Omit the pictures from the entries below and retype everything else exactly.

####

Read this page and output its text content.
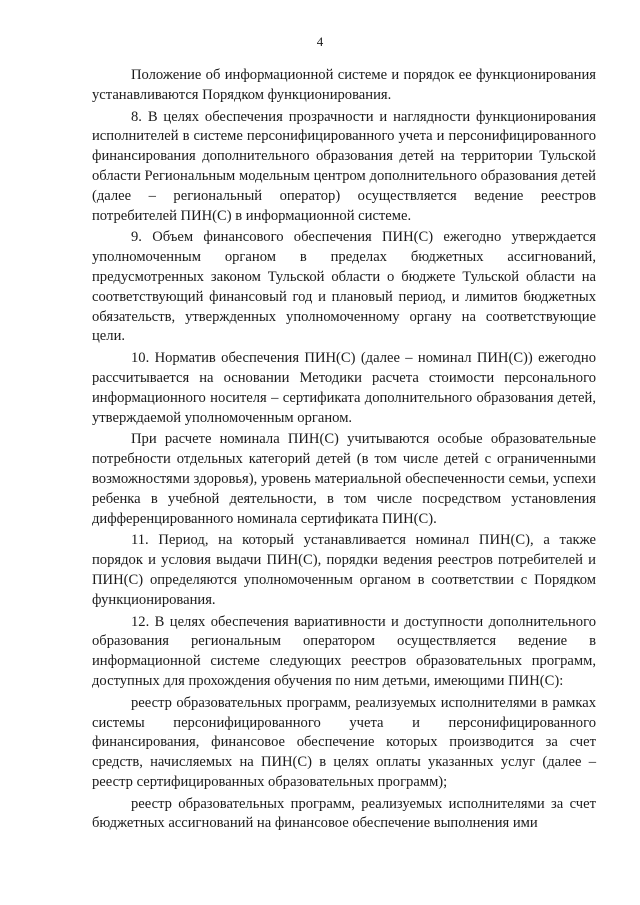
4

Положение об информационной системе и порядок ее функционирования устанавливаются Порядком функционирования.

8. В целях обеспечения прозрачности и наглядности функционирования исполнителей в системе персонифицированного учета и персонифицированного финансирования дополнительного образования детей на территории Тульской области Региональным модельным центром дополнительного образования детей (далее – региональный оператор) осуществляется ведение реестров потребителей ПИН(С) в информационной системе.

9. Объем финансового обеспечения ПИН(С) ежегодно утверждается уполномоченным органом в пределах бюджетных ассигнований, предусмотренных законом Тульской области о бюджете Тульской области на соответствующий финансовый год и плановый период, и лимитов бюджетных обязательств, утвержденных уполномоченному органу на соответствующие цели.

10. Норматив обеспечения ПИН(С) (далее – номинал ПИН(С)) ежегодно рассчитывается на основании Методики расчета стоимости персонального информационного носителя – сертификата дополнительного образования детей, утверждаемой уполномоченным органом.

При расчете номинала ПИН(С) учитываются особые образовательные потребности отдельных категорий детей (в том числе детей с ограниченными возможностями здоровья), уровень материальной обеспеченности семьи, успехи ребенка в учебной деятельности, в том числе посредством установления дифференцированного номинала сертификата ПИН(С).

11. Период, на который устанавливается номинал ПИН(С), а также порядок и условия выдачи ПИН(С), порядки ведения реестров потребителей и ПИН(С) определяются уполномоченным органом в соответствии с Порядком функционирования.

12. В целях обеспечения вариативности и доступности дополнительного образования региональным оператором осуществляется ведение в информационной системе следующих реестров образовательных программ, доступных для прохождения обучения по ним детьми, имеющими ПИН(С):

реестр образовательных программ, реализуемых исполнителями в рамках системы персонифицированного учета и персонифицированного финансирования, финансовое обеспечение которых производится за счет средств, начисляемых на ПИН(С) в целях оплаты указанных услуг (далее – реестр сертифицированных образовательных программ);

реестр образовательных программ, реализуемых исполнителями за счет бюджетных ассигнований на финансовое обеспечение выполнения ими
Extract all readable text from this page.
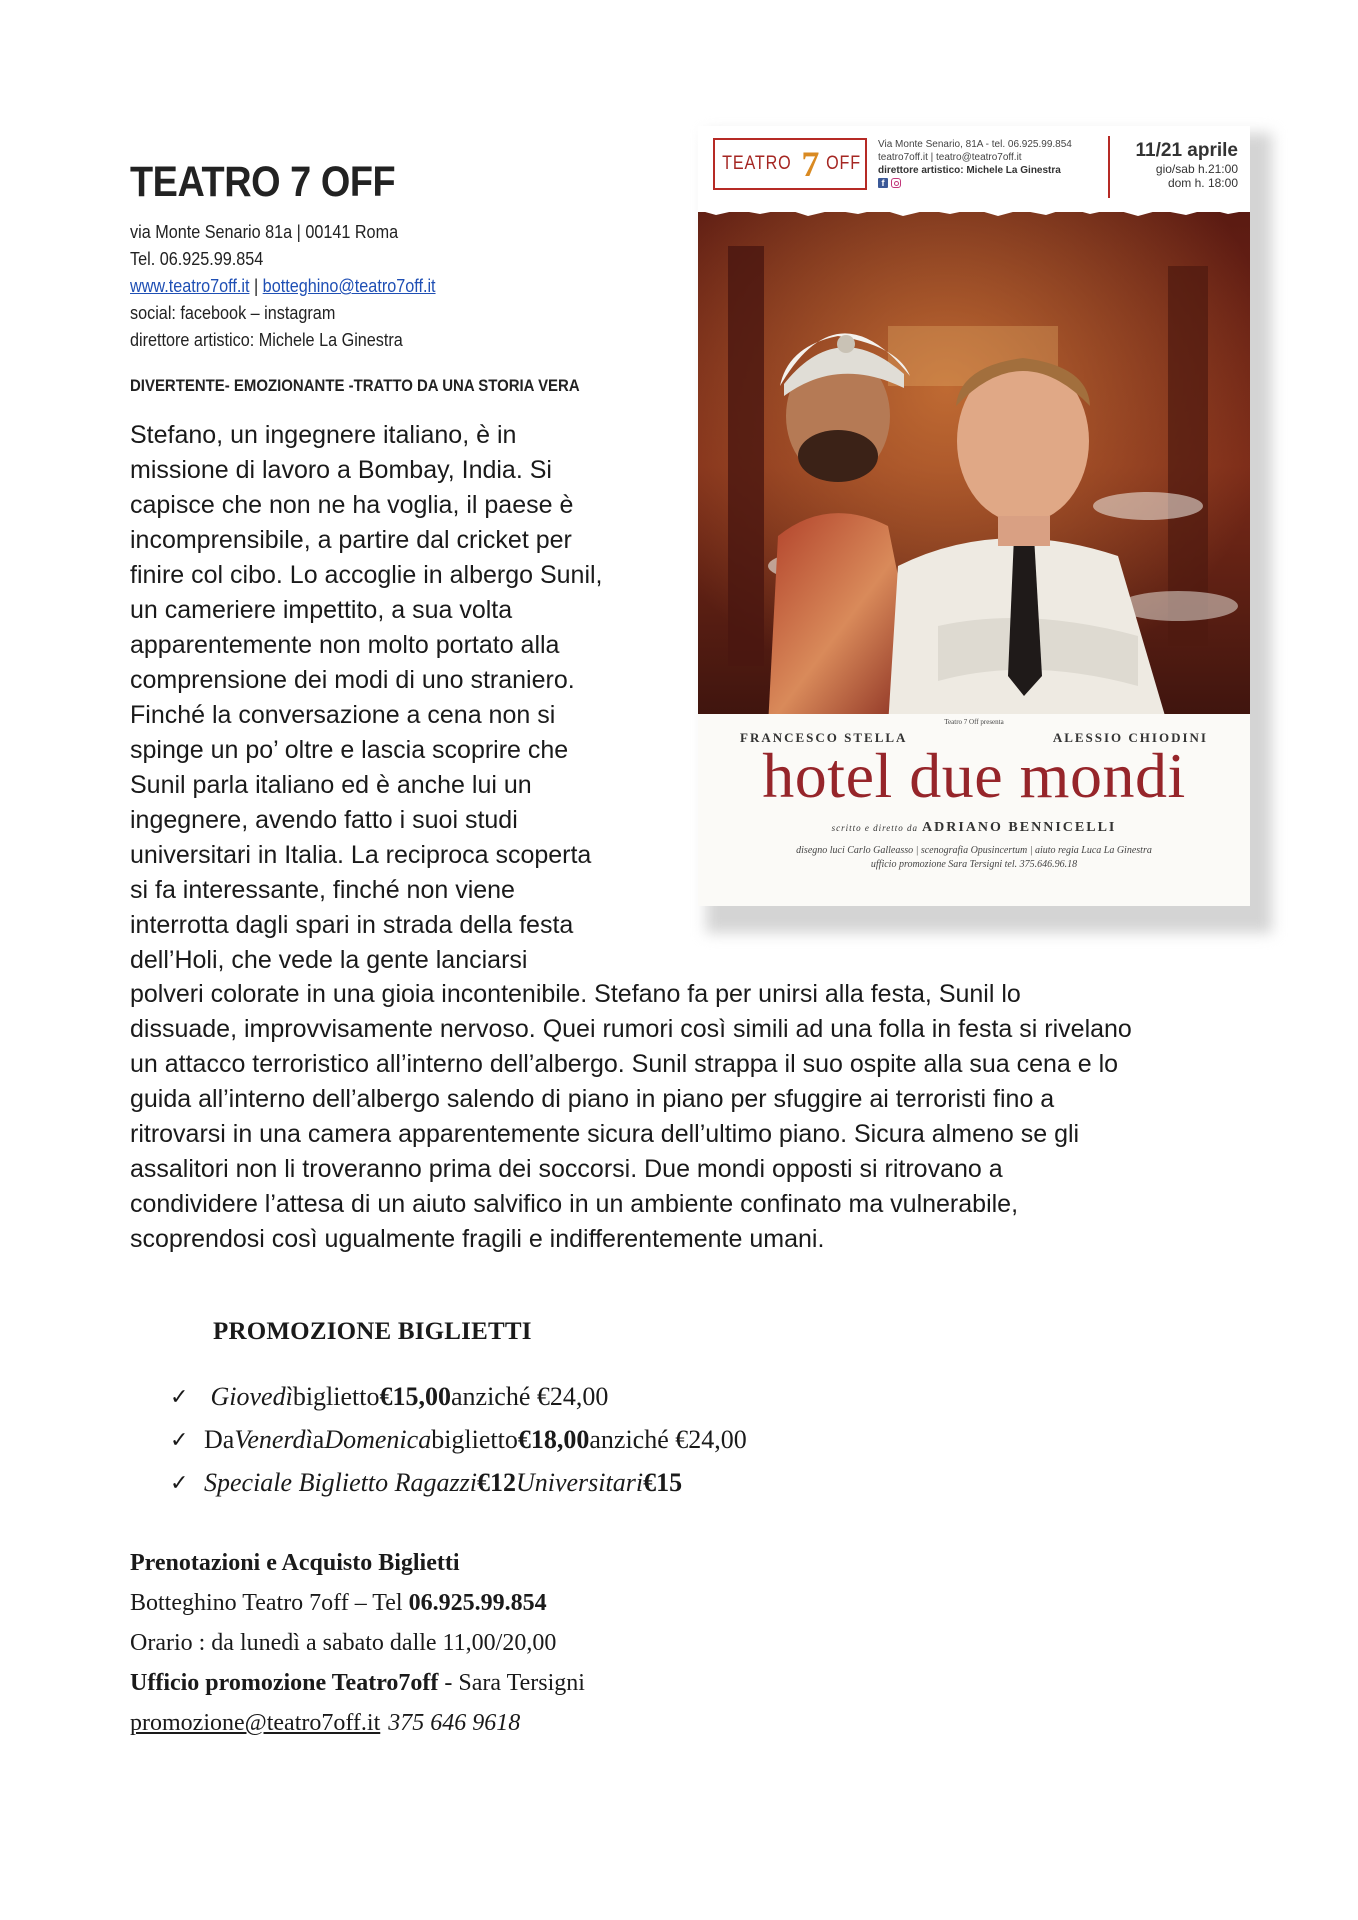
TEATRO 7 OFF
via Monte Senario 81a | 00141 Roma
Tel. 06.925.99.854
www.teatro7off.it | botteghino@teatro7off.it
social: facebook – instagram
direttore artistico: Michele La Ginestra
DIVERTENTE- EMOZIONANTE -TRATTO DA UNA STORIA VERA
Stefano, un ingegnere italiano, è in
missione di lavoro a Bombay, India. Si
capisce che non ne ha voglia, il paese è
incomprensibile, a partire dal cricket per
finire col cibo. Lo accoglie in albergo Sunil,
un cameriere impettito, a sua volta
apparentemente non molto portato alla
comprensione dei modi di uno straniero.
Finché la conversazione a cena non si
spinge un po’ oltre e lascia scoprire che
Sunil parla italiano ed è anche lui un
ingegnere, avendo fatto i suoi studi
universitari in Italia. La reciproca scoperta
si fa interessante, finché non viene
interrotta dagli spari in strada della festa
dell’Holi, che vede la gente lanciarsi
polveri colorate in una gioia incontenibile. Stefano fa per unirsi alla festa, Sunil lo
dissuade, improvvisamente nervoso. Quei rumori così simili ad una folla in festa si rivelano
un attacco terroristico all’interno dell’albergo. Sunil strappa il suo ospite alla sua cena e lo
guida all’interno dell’albergo salendo di piano in piano per sfuggire ai terroristi fino a
ritrovarsi in una camera apparentemente sicura dell’ultimo piano. Sicura almeno se gli
assalitori non li troveranno prima dei soccorsi. Due mondi opposti si ritrovano a
condividere l’attesa di un aiuto salvifico in un ambiente confinato ma vulnerabile,
scoprendosi così ugualmente fragili e indifferentemente umani.
TEATRO 7 OFF
Via Monte Senario, 81A - tel. 06.925.99.854
teatro7off.it | teatro@teatro7off.it
direttore artistico: Michele La Ginestra
f
11/21 aprile
gio/sab h.21:00
dom h. 18:00
Teatro 7 Off presenta
FRANCESCO STELLA	ALESSIO CHIODINI
hotel due mondi
scritto e diretto da ADRIANO BENNICELLI
disegno luci Carlo Galleasso | scenografia Opusincertum | aiuto regia Luca La Ginestra
ufficio promozione Sara Tersigni tel. 375.646.96.18
PROMOZIONE BIGLIETTI
✓
Giovedì biglietto €15,00 anziché €24,00
✓ Da Venerdì a Domenica biglietto €18,00 anziché €24,00
✓ Speciale Biglietto Ragazzi €12 Universitari €15
Prenotazioni e Acquisto Biglietti
Botteghino Teatro 7off – Tel 06.925.99.854
Orario : da lunedì a sabato dalle 11,00/20,00
Ufficio promozione Teatro7off - Sara Tersigni
promozione@teatro7off.it 375 646 9618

####

__SOLUTION FOR THIS EXERCISE__.
Read this page and output its text content.
4

Положение об информационной системе и порядок ее функционирования устанавливаются Порядком функционирования.

8. В целях обеспечения прозрачности и наглядности функционирования исполнителей в системе персонифицированного учета и персонифицированного финансирования дополнительного образования детей на территории Тульской области Региональным модельным центром дополнительного образования детей (далее – региональный оператор) осуществляется ведение реестров потребителей ПИН(С) в информационной системе.

9. Объем финансового обеспечения ПИН(С) ежегодно утверждается уполномоченным органом в пределах бюджетных ассигнований, предусмотренных законом Тульской области о бюджете Тульской области на соответствующий финансовый год и плановый период, и лимитов бюджетных обязательств, утвержденных уполномоченному органу на соответствующие цели.

10. Норматив обеспечения ПИН(С) (далее – номинал ПИН(С)) ежегодно рассчитывается на основании Методики расчета стоимости персонального информационного носителя – сертификата дополнительного образования детей, утверждаемой уполномоченным органом.

При расчете номинала ПИН(С) учитываются особые образовательные потребности отдельных категорий детей (в том числе детей с ограниченными возможностями здоровья), уровень материальной обеспеченности семьи, успехи ребенка в учебной деятельности, в том числе посредством установления дифференцированного номинала сертификата ПИН(С).

11. Период, на который устанавливается номинал ПИН(С), а также порядок и условия выдачи ПИН(С), порядки ведения реестров потребителей и ПИН(С) определяются уполномоченным органом в соответствии с Порядком функционирования.

12. В целях обеспечения вариативности и доступности дополнительного образования региональным оператором осуществляется ведение в информационной системе следующих реестров образовательных программ, доступных для прохождения обучения по ним детьми, имеющими ПИН(С):

реестр образовательных программ, реализуемых исполнителями в рамках системы персонифицированного учета и персонифицированного финансирования, финансовое обеспечение которых производится за счет средств, начисляемых на ПИН(С) в целях оплаты указанных услуг (далее – реестр сертифицированных образовательных программ);

реестр образовательных программ, реализуемых исполнителями за счет бюджетных ассигнований на финансовое обеспечение выполнения ими
Extract all readable text from this page.
TEATRO 7 OFF
via Monte Senario 81a | 00141 Roma
Tel. 06.925.99.854
www.teatro7off.it | botteghino@teatro7off.it
social: facebook – instagram
direttore artistico: Michele La Ginestra
DIVERTENTE- EMOZIONANTE -TRATTO DA UNA STORIA VERA
Stefano, un ingegnere italiano, è in
missione di lavoro a Bombay, India. Si
capisce che non ne ha voglia, il paese è
incomprensibile, a partire dal cricket per
finire col cibo. Lo accoglie in albergo Sunil,
un cameriere impettito, a sua volta
apparentemente non molto portato alla
comprensione dei modi di uno straniero.
Finché la conversazione a cena non si
spinge un po’ oltre e lascia scoprire che
Sunil parla italiano ed è anche lui un
ingegnere, avendo fatto i suoi studi
universitari in Italia. La reciproca scoperta
si fa interessante, finché non viene
interrotta dagli spari in strada della festa
dell’Holi, che vede la gente lanciarsi
polveri colorate in una gioia incontenibile. Stefano fa per unirsi alla festa, Sunil lo
dissuade, improvvisamente nervoso. Quei rumori così simili ad una folla in festa si rivelano
un attacco terroristico all’interno dell’albergo. Sunil strappa il suo ospite alla sua cena e lo
guida all’interno dell’albergo salendo di piano in piano per sfuggire ai terroristi fino a
ritrovarsi in una camera apparentemente sicura dell’ultimo piano. Sicura almeno se gli
assalitori non li troveranno prima dei soccorsi. Due mondi opposti si ritrovano a
condividere l’attesa di un aiuto salvifico in un ambiente confinato ma vulnerabile,
scoprendosi così ugualmente fragili e indifferentemente umani.
TEATRO 7 OFF
Via Monte Senario, 81A - tel. 06.925.99.854
teatro7off.it | teatro@teatro7off.it
direttore artistico: Michele La Ginestra
f
11/21 aprile
gio/sab h.21:00
dom h. 18:00
Teatro 7 Off presenta
FRANCESCO STELLA	ALESSIO CHIODINI
hotel due mondi
scritto e diretto da ADRIANO BENNICELLI
disegno luci Carlo Galleasso | scenografia Opusincertum | aiuto regia Luca La Ginestra
ufficio promozione Sara Tersigni tel. 375.646.96.18
PROMOZIONE BIGLIETTI
✓
Giovedì biglietto €15,00 anziché €24,00
✓ Da Venerdì a Domenica biglietto €18,00 anziché €24,00
✓ Speciale Biglietto Ragazzi €12 Universitari €15
Prenotazioni e Acquisto Biglietti
Botteghino Teatro 7off – Tel 06.925.99.854
Orario : da lunedì a sabato dalle 11,00/20,00
Ufficio promozione Teatro7off - Sara Tersigni
promozione@teatro7off.it 375 646 9618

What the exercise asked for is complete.